**Stated goal:** Count how many lines of the material contain the string "tristique", then give that number and nothing more.

## Start

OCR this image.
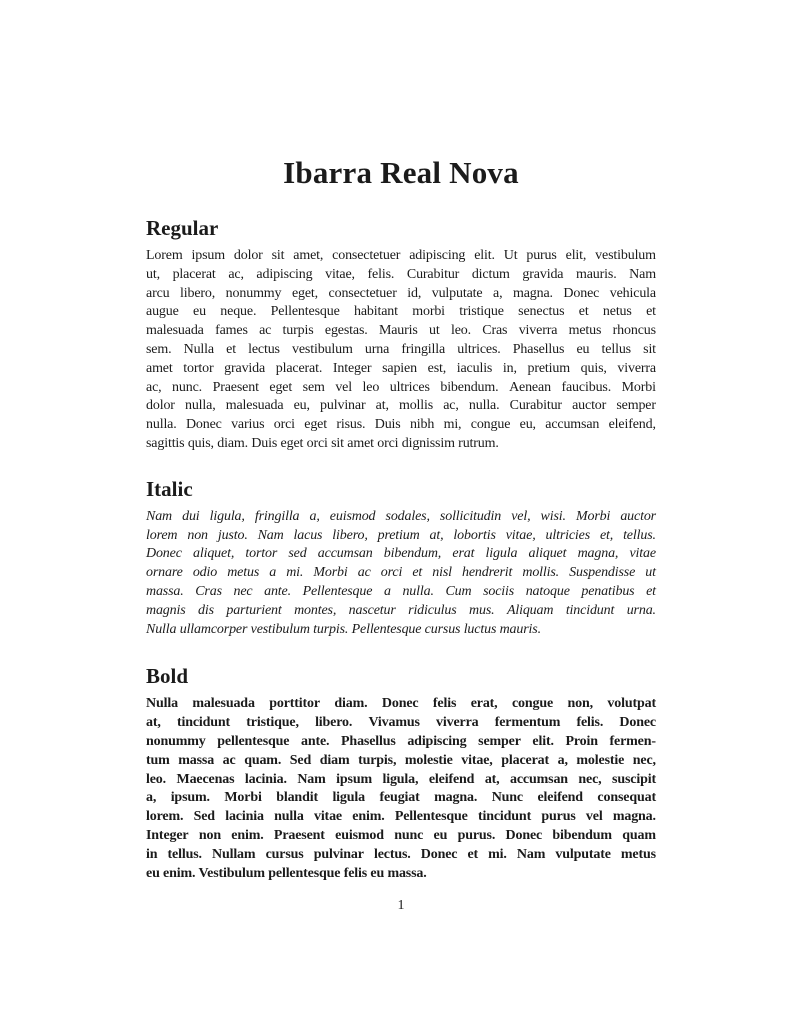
Ibarra Real Nova
Regular
Lorem ipsum dolor sit amet, consectetuer adipiscing elit. Ut purus elit, vestibulum
ut, placerat ac, adipiscing vitae, felis. Curabitur dictum gravida mauris. Nam
arcu libero, nonummy eget, consectetuer id, vulputate a, magna. Donec vehicula
augue eu neque. Pellentesque habitant morbi tristique senectus et netus et
malesuada fames ac turpis egestas. Mauris ut leo. Cras viverra metus rhoncus
sem. Nulla et lectus vestibulum urna fringilla ultrices. Phasellus eu tellus sit
amet tortor gravida placerat. Integer sapien est, iaculis in, pretium quis, viverra
ac, nunc. Praesent eget sem vel leo ultrices bibendum. Aenean faucibus. Morbi
dolor nulla, malesuada eu, pulvinar at, mollis ac, nulla. Curabitur auctor semper
nulla. Donec varius orci eget risus. Duis nibh mi, congue eu, accumsan eleifend,
sagittis quis, diam. Duis eget orci sit amet orci dignissim rutrum.
Italic
Nam dui ligula, fringilla a, euismod sodales, sollicitudin vel, wisi. Morbi auctor
lorem non justo. Nam lacus libero, pretium at, lobortis vitae, ultricies et, tellus.
Donec aliquet, tortor sed accumsan bibendum, erat ligula aliquet magna, vitae
ornare odio metus a mi. Morbi ac orci et nisl hendrerit mollis. Suspendisse ut
massa. Cras nec ante. Pellentesque a nulla. Cum sociis natoque penatibus et
magnis dis parturient montes, nascetur ridiculus mus. Aliquam tincidunt urna.
Nulla ullamcorper vestibulum turpis. Pellentesque cursus luctus mauris.
Bold
Nulla malesuada porttitor diam. Donec felis erat, congue non, volutpat
at, tincidunt tristique, libero. Vivamus viverra fermentum felis. Donec
nonummy pellentesque ante. Phasellus adipiscing semper elit. Proin fermen-
tum massa ac quam. Sed diam turpis, molestie vitae, placerat a, molestie nec,
leo. Maecenas lacinia. Nam ipsum ligula, eleifend at, accumsan nec, suscipit
a, ipsum. Morbi blandit ligula feugiat magna. Nunc eleifend consequat
lorem. Sed lacinia nulla vitae enim. Pellentesque tincidunt purus vel magna.
Integer non enim. Praesent euismod nunc eu purus. Donec bibendum quam
in tellus. Nullam cursus pulvinar lectus. Donec et mi. Nam vulputate metus
eu enim. Vestibulum pellentesque felis eu massa.
1
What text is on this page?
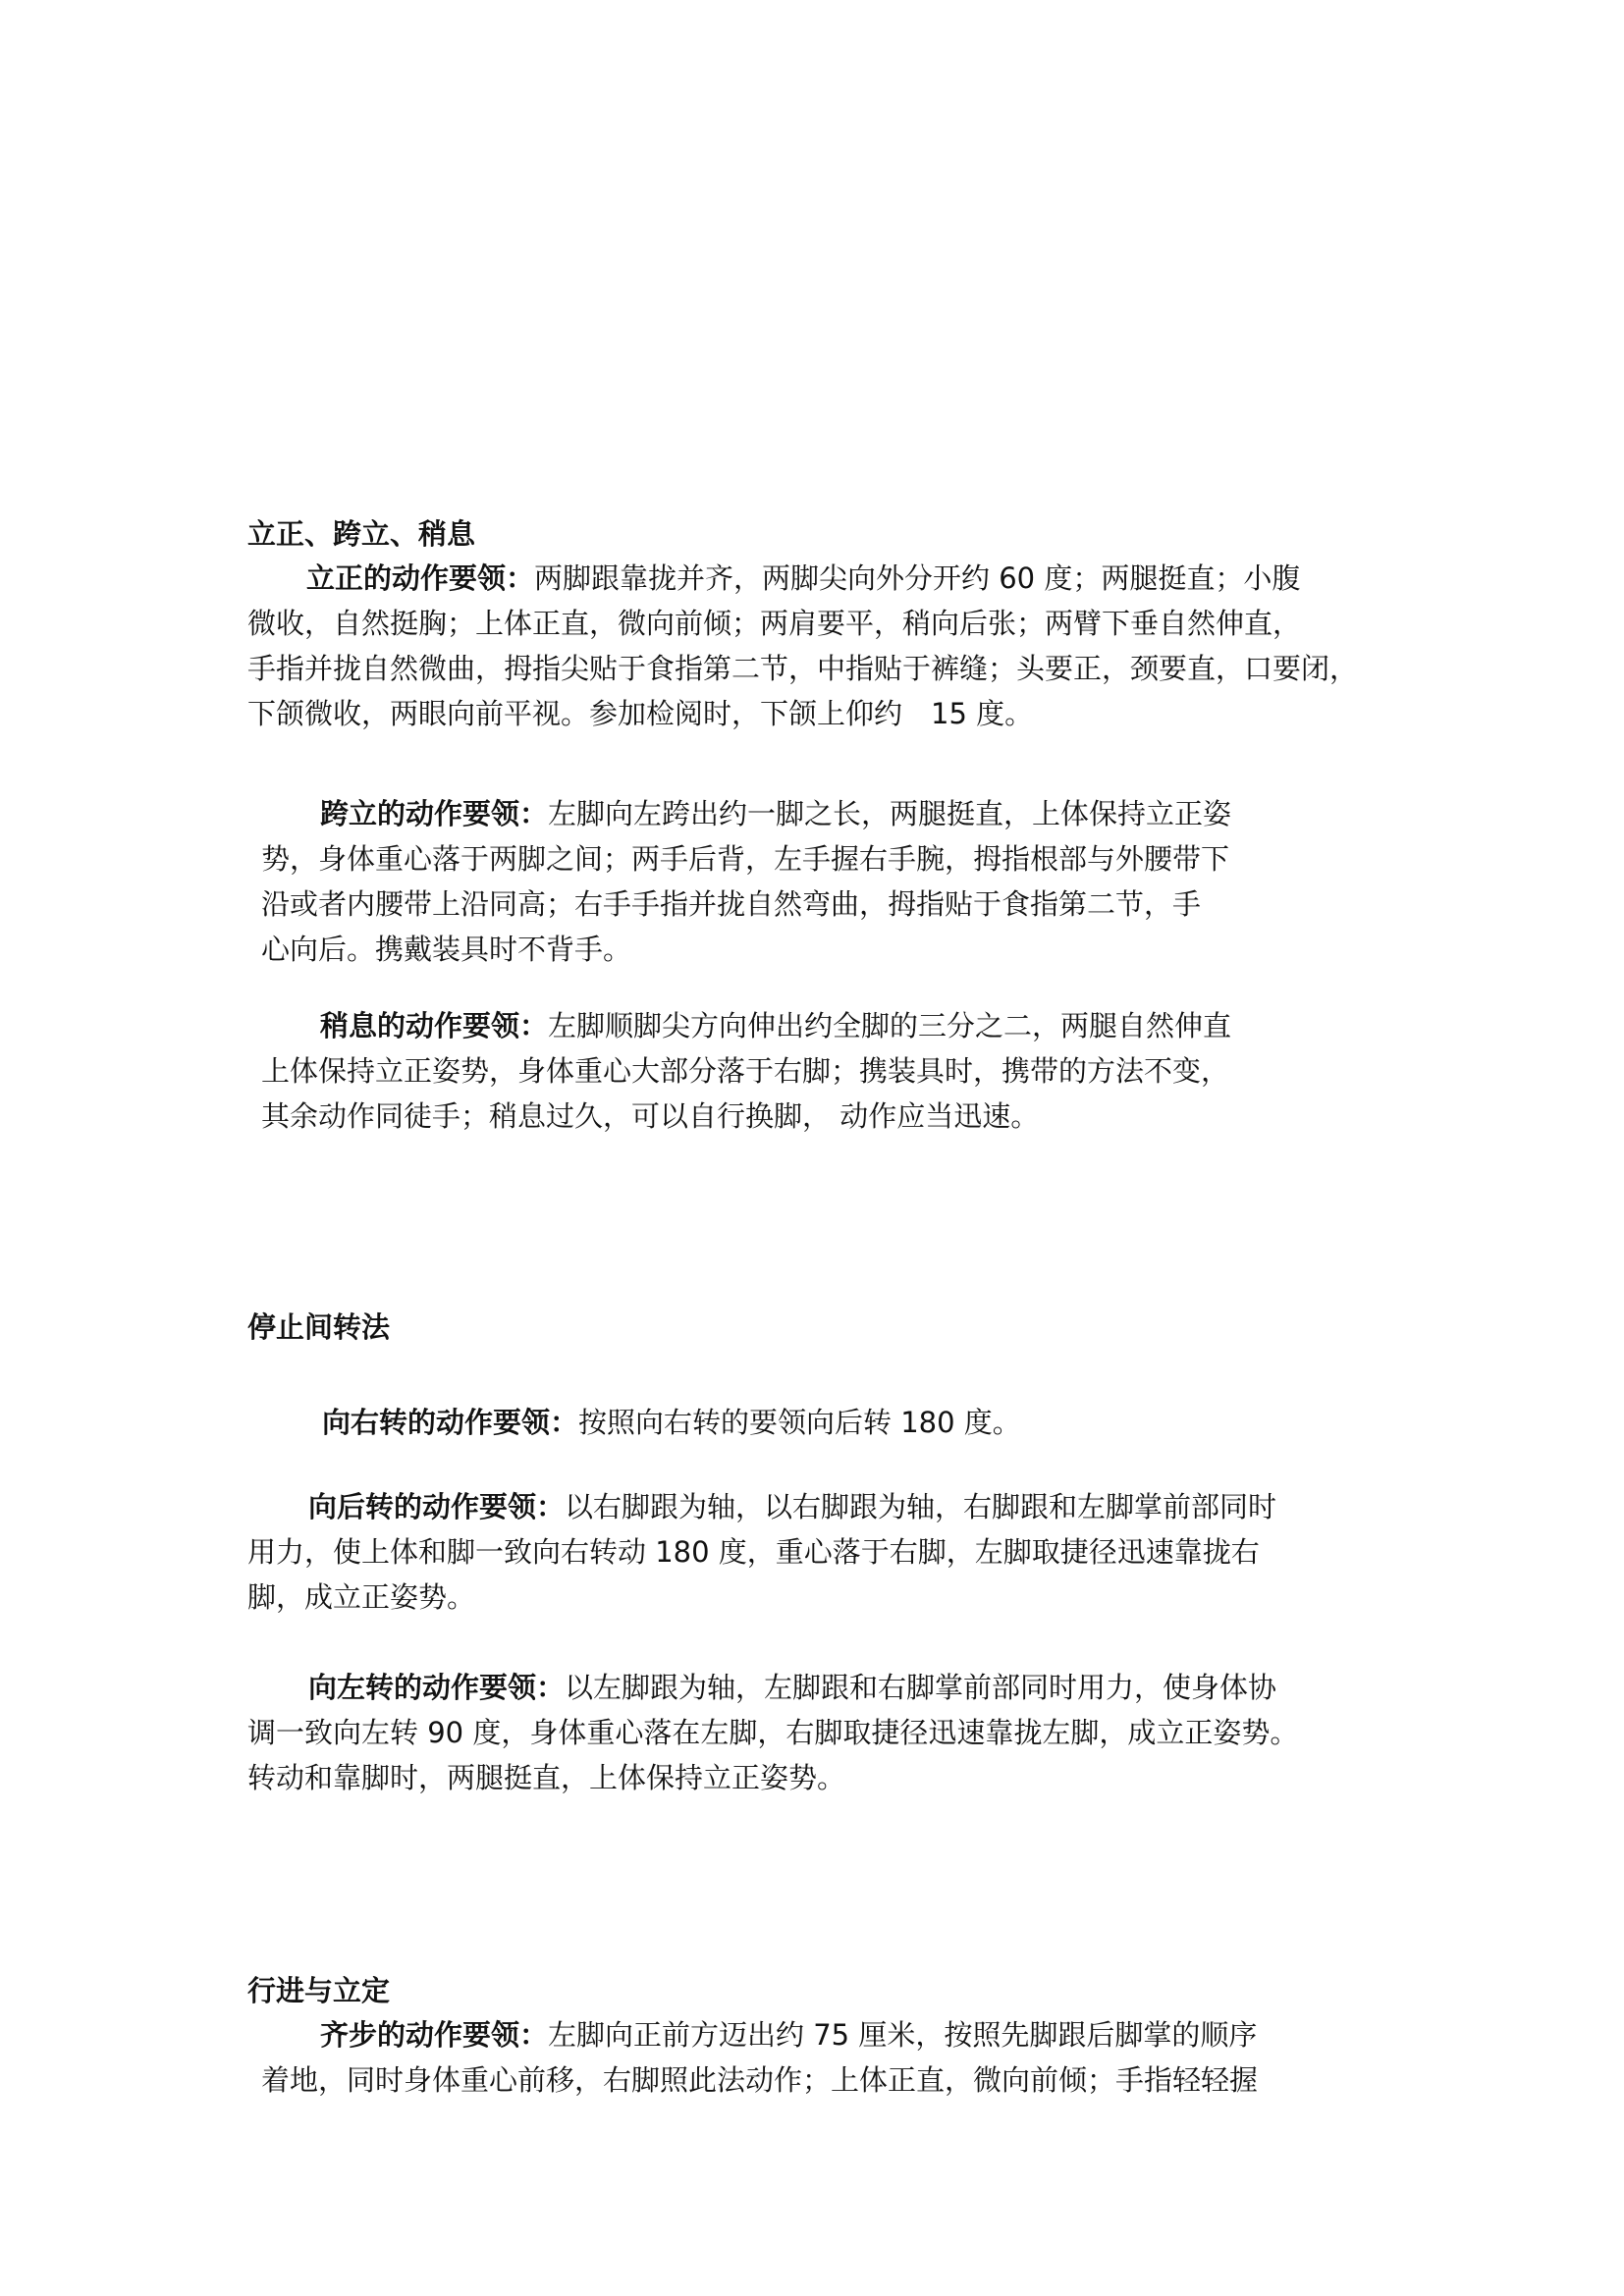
立正、跨立、稍息

立正的动作要领：两脚跟靠拢并齐，两脚尖向外分开约 60 度；两腿挺直；小腹
微收，自然挺胸；上体正直，微向前倾；两肩要平，稍向后张；两臂下垂自然伸直，
手指并拢自然微曲，拇指尖贴于食指第二节，中指贴于裤缝；头要正，颈要直，口要闭，
下颌微收，两眼向前平视。参加检阅时，下颌上仰约　15 度。

跨立的动作要领：左脚向左跨出约一脚之长，两腿挺直，上体保持立正姿
势，身体重心落于两脚之间；两手后背，左手握右手腕，拇指根部与外腰带下
沿或者内腰带上沿同高；右手手指并拢自然弯曲，拇指贴于食指第二节，手
心向后。携戴装具时不背手。

稍息的动作要领：左脚顺脚尖方向伸出约全脚的三分之二，两腿自然伸直
上体保持立正姿势，身体重心大部分落于右脚；携装具时，携带的方法不变，
其余动作同徒手；稍息过久，可以自行换脚， 动作应当迅速。

停止间转法

向右转的动作要领：按照向右转的要领向后转 180 度。

向后转的动作要领：以右脚跟为轴，以右脚跟为轴，右脚跟和左脚掌前部同时
用力，使上体和脚一致向右转动 180 度，重心落于右脚，左脚取捷径迅速靠拢右
脚，成立正姿势。

向左转的动作要领：以左脚跟为轴，左脚跟和右脚掌前部同时用力，使身体协
调一致向左转 90 度，身体重心落在左脚，右脚取捷径迅速靠拢左脚，成立正姿势。
转动和靠脚时，两腿挺直，上体保持立正姿势。

行进与立定

齐步的动作要领：左脚向正前方迈出约 75 厘米，按照先脚跟后脚掌的顺序
着地，同时身体重心前移，右脚照此法动作；上体正直，微向前倾；手指轻轻握
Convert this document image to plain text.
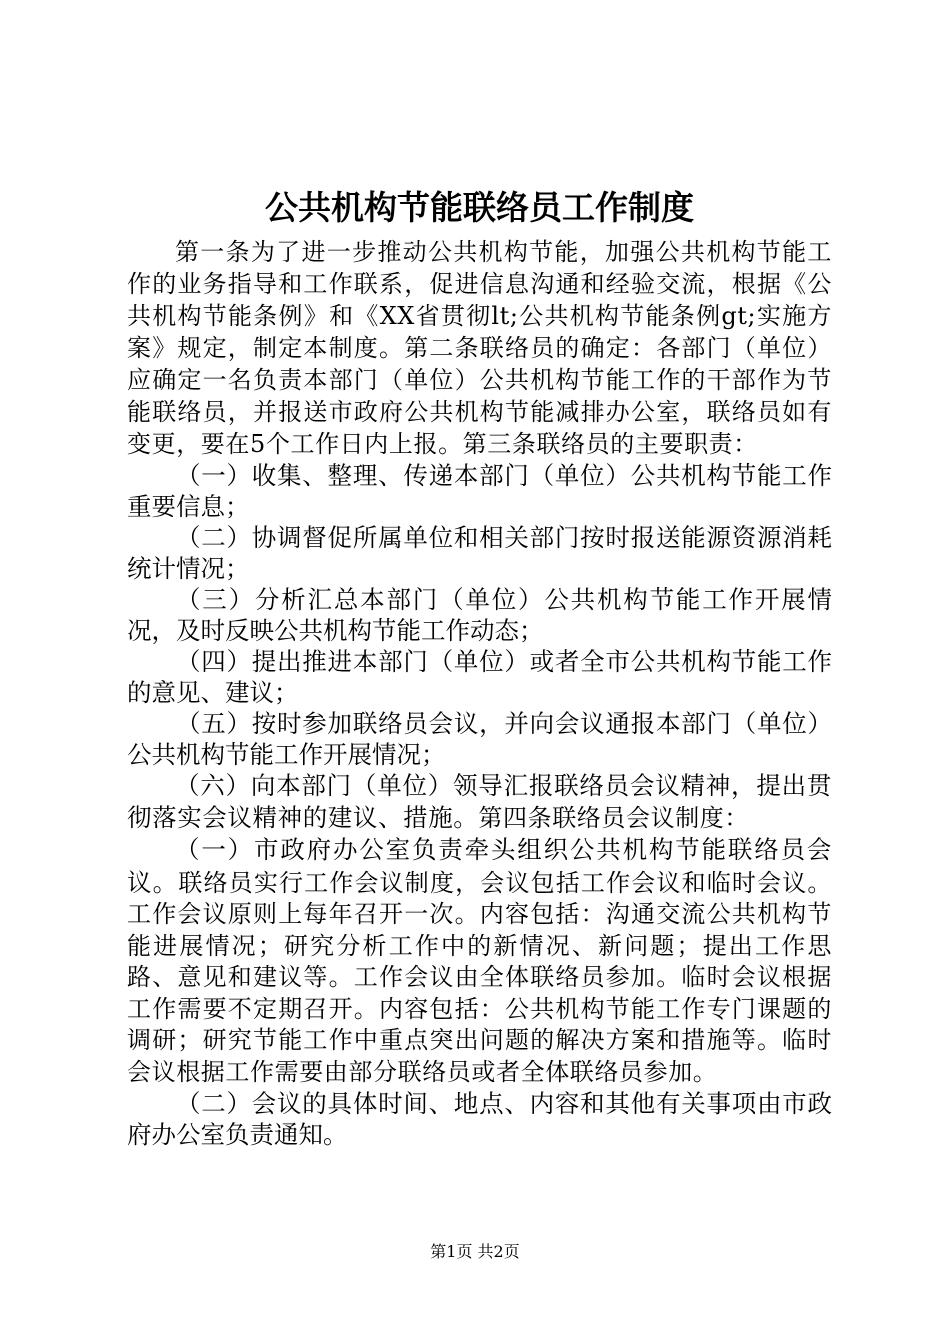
公共机构节能联络员工作制度

第一条为了进一步推动公共机构节能，加强公共机构节能工作的业务指导和工作联系，促进信息沟通和经验交流，根据《公共机构节能条例》和《XX省贯彻lt;公共机构节能条例gt;实施方案》规定，制定本制度。第二条联络员的确定：各部门（单位）应确定一名负责本部门（单位）公共机构节能工作的干部作为节能联络员，并报送市政府公共机构节能减排办公室，联络员如有变更，要在5个工作日内上报。第三条联络员的主要职责：

（一）收集、整理、传递本部门（单位）公共机构节能工作重要信息；

（二）协调督促所属单位和相关部门按时报送能源资源消耗统计情况；

（三）分析汇总本部门（单位）公共机构节能工作开展情况，及时反映公共机构节能工作动态；

（四）提出推进本部门（单位）或者全市公共机构节能工作的意见、建议；

（五）按时参加联络员会议，并向会议通报本部门（单位）公共机构节能工作开展情况；

（六）向本部门（单位）领导汇报联络员会议精神，提出贯彻落实会议精神的建议、措施。第四条联络员会议制度：

（一）市政府办公室负责牵头组织公共机构节能联络员会议。联络员实行工作会议制度，会议包括工作会议和临时会议。工作会议原则上每年召开一次。内容包括：沟通交流公共机构节能进展情况；研究分析工作中的新情况、新问题；提出工作思路、意见和建议等。工作会议由全体联络员参加。临时会议根据工作需要不定期召开。内容包括：公共机构节能工作专门课题的调研；研究节能工作中重点突出问题的解决方案和措施等。临时会议根据工作需要由部分联络员或者全体联络员参加。

（二）会议的具体时间、地点、内容和其他有关事项由市政府办公室负责通知。

第1页 共2页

## End

**Correct output:** 2